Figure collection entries
((

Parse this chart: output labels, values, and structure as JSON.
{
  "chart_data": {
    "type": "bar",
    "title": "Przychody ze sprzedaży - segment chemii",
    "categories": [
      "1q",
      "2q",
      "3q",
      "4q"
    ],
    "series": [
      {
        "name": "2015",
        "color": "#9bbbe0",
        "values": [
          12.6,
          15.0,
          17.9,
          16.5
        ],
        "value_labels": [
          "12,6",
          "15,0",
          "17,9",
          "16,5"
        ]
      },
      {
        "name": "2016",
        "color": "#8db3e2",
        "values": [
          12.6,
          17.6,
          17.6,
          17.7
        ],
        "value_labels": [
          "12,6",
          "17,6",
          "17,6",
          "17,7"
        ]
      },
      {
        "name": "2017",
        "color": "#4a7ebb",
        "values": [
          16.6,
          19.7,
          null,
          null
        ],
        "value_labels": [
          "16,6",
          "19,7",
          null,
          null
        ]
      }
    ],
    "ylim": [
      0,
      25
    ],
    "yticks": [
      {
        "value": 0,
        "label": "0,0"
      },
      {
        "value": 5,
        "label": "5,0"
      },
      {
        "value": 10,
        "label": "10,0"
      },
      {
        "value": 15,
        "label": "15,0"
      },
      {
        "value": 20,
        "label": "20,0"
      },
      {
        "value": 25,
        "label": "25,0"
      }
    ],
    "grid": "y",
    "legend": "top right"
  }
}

))

Extract each entry in full and write it down exactly.

Parse this chart: output labels, values, and structure as JSON.
{
  "chart_data": {
    "type": "bar",
    "title": "Przychody ze sprzedaży - segment chemii",
    "categories": [
      "1q",
      "2q",
      "3q",
      "4q"
    ],
    "series": [
      {
        "name": "2015",
        "color": "#9bbbe0",
        "values": [
          12.6,
          15.0,
          17.9,
          16.5
        ],
        "value_labels": [
          "12,6",
          "15,0",
          "17,9",
          "16,5"
        ]
      },
      {
        "name": "2016",
        "color": "#8db3e2",
        "values": [
          12.6,
          17.6,
          17.6,
          17.7
        ],
        "value_labels": [
          "12,6",
          "17,6",
          "17,6",
          "17,7"
        ]
      },
      {
        "name": "2017",
        "color": "#4a7ebb",
        "values": [
          16.6,
          19.7,
          null,
          null
        ],
        "value_labels": [
          "16,6",
          "19,7",
          null,
          null
        ]
      }
    ],
    "ylim": [
      0,
      25
    ],
    "yticks": [
      {
        "value": 0,
        "label": "0,0"
      },
      {
        "value": 5,
        "label": "5,0"
      },
      {
        "value": 10,
        "label": "10,0"
      },
      {
        "value": 15,
        "label": "15,0"
      },
      {
        "value": 20,
        "label": "20,0"
      },
      {
        "value": 25,
        "label": "25,0"
      }
    ],
    "grid": "y",
    "legend": "top right"
  }
}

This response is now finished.